SET TASK:
Leaving out the pictures, retype all the material exactly.

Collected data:
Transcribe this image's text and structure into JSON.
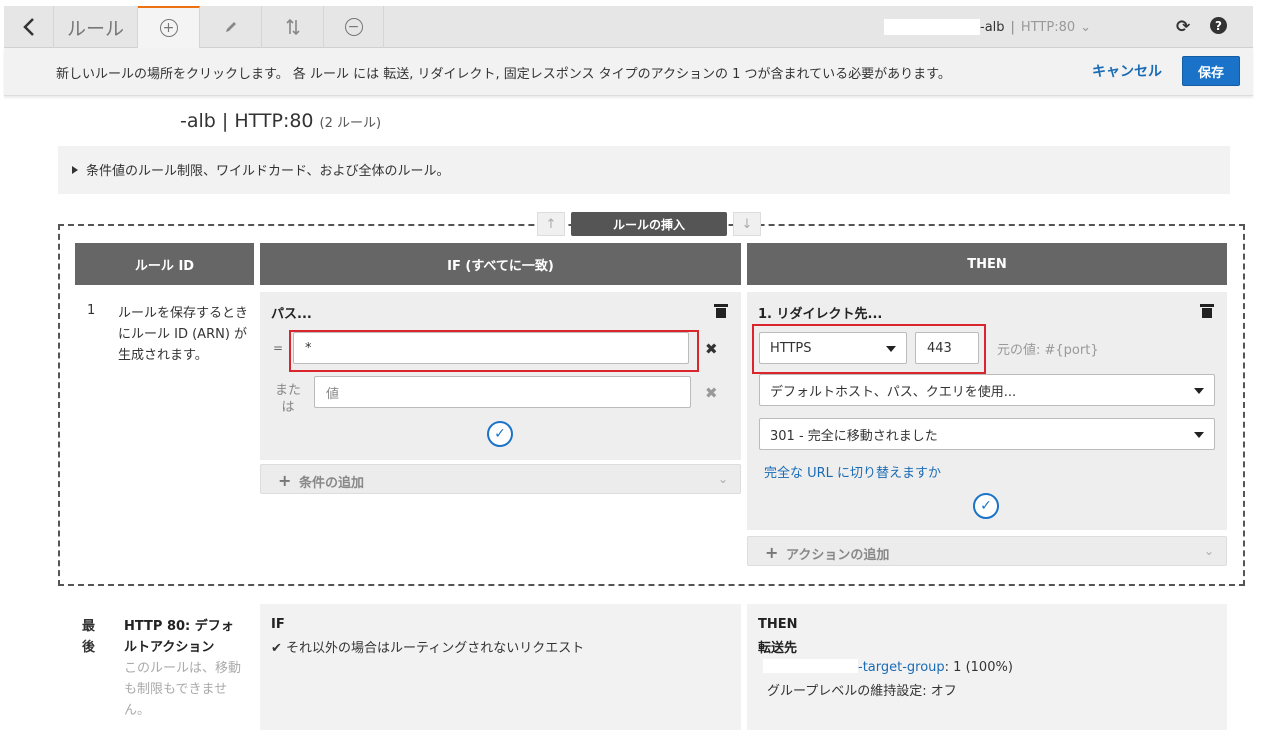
{
  "toolbar": {
    "title": "ルール",
    "listener_name": "-alb",
    "listener_sep": "|",
    "listener_proto": "HTTP:80",
    "listener_caret": "⌄"
  },
  "message": {
    "text": "新しいルールの場所をクリックします。 各 ルール には 転送, リダイレクト, 固定レスポンス タイプのアクションの 1 つが含まれている必要があります。",
    "cancel": "キャンセル",
    "save": "保存"
  },
  "heading": {
    "listener": "-alb | HTTP:80",
    "count": "(2 ルール)"
  },
  "info": {
    "text": "条件値のルール制限、ワイルドカード、および全体のルール。"
  },
  "insert": {
    "label": "ルールの挿入",
    "up": "↑",
    "down": "↓"
  },
  "columns": {
    "rule_id": "ルール ID",
    "if": "IF (すべてに一致)",
    "then": "THEN"
  },
  "rule1": {
    "number": "1",
    "id_note": "ルールを保存するときにルール ID (ARN) が生成されます。",
    "condition": {
      "title": "パス...",
      "operator": "=",
      "value": "*",
      "or_label": "または",
      "or_placeholder": "値",
      "add_condition": "条件の追加"
    },
    "action": {
      "title": "1. リダイレクト先...",
      "protocol": "HTTPS",
      "port": "443",
      "original": "元の値: #{port}",
      "host_option": "デフォルトホスト、パス、クエリを使用...",
      "status_option": "301 - 完全に移動されました",
      "switch_url": "完全な URL に切り替えますか",
      "add_action": "アクションの追加"
    }
  },
  "last_rule": {
    "label": "最後",
    "title": "HTTP 80: デフォルトアクション",
    "note": "このルールは、移動も制限もできません。",
    "if_heading": "IF",
    "if_text": "それ以外の場合はルーティングされないリクエスト",
    "then_heading": "THEN",
    "forward_label": "転送先",
    "target_name": "-target-group",
    "target_weight": ": 1 (100%)",
    "stickiness": "グループレベルの維持設定: オフ"
  },
  "colors": {
    "accent": "#ec7211",
    "primary": "#1b73c9",
    "link": "#1a6bb5",
    "highlight": "#d9262c",
    "header_bg": "#666666"
  }
}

RESULT FOR THIS EXERCISE:
Transcribe this image's text and structure into JSON.
{
  "toolbar": {
    "title": "ルール",
    "listener_name": "-alb",
    "listener_sep": "|",
    "listener_proto": "HTTP:80",
    "listener_caret": "⌄"
  },
  "message": {
    "text": "新しいルールの場所をクリックします。 各 ルール には 転送, リダイレクト, 固定レスポンス タイプのアクションの 1 つが含まれている必要があります。",
    "cancel": "キャンセル",
    "save": "保存"
  },
  "heading": {
    "listener": "-alb | HTTP:80",
    "count": "(2 ルール)"
  },
  "info": {
    "text": "条件値のルール制限、ワイルドカード、および全体のルール。"
  },
  "insert": {
    "label": "ルールの挿入",
    "up": "↑",
    "down": "↓"
  },
  "columns": {
    "rule_id": "ルール ID",
    "if": "IF (すべてに一致)",
    "then": "THEN"
  },
  "rule1": {
    "number": "1",
    "id_note": "ルールを保存するときにルール ID (ARN) が生成されます。",
    "condition": {
      "title": "パス...",
      "operator": "=",
      "value": "*",
      "or_label": "または",
      "or_placeholder": "値",
      "add_condition": "条件の追加"
    },
    "action": {
      "title": "1. リダイレクト先...",
      "protocol": "HTTPS",
      "port": "443",
      "original": "元の値: #{port}",
      "host_option": "デフォルトホスト、パス、クエリを使用...",
      "status_option": "301 - 完全に移動されました",
      "switch_url": "完全な URL に切り替えますか",
      "add_action": "アクションの追加"
    }
  },
  "last_rule": {
    "label": "最後",
    "title": "HTTP 80: デフォルトアクション",
    "note": "このルールは、移動も制限もできません。",
    "if_heading": "IF",
    "if_text": "それ以外の場合はルーティングされないリクエスト",
    "then_heading": "THEN",
    "forward_label": "転送先",
    "target_name": "-target-group",
    "target_weight": ": 1 (100%)",
    "stickiness": "グループレベルの維持設定: オフ"
  },
  "colors": {
    "accent": "#ec7211",
    "primary": "#1b73c9",
    "link": "#1a6bb5",
    "highlight": "#d9262c",
    "header_bg": "#666666"
  }
}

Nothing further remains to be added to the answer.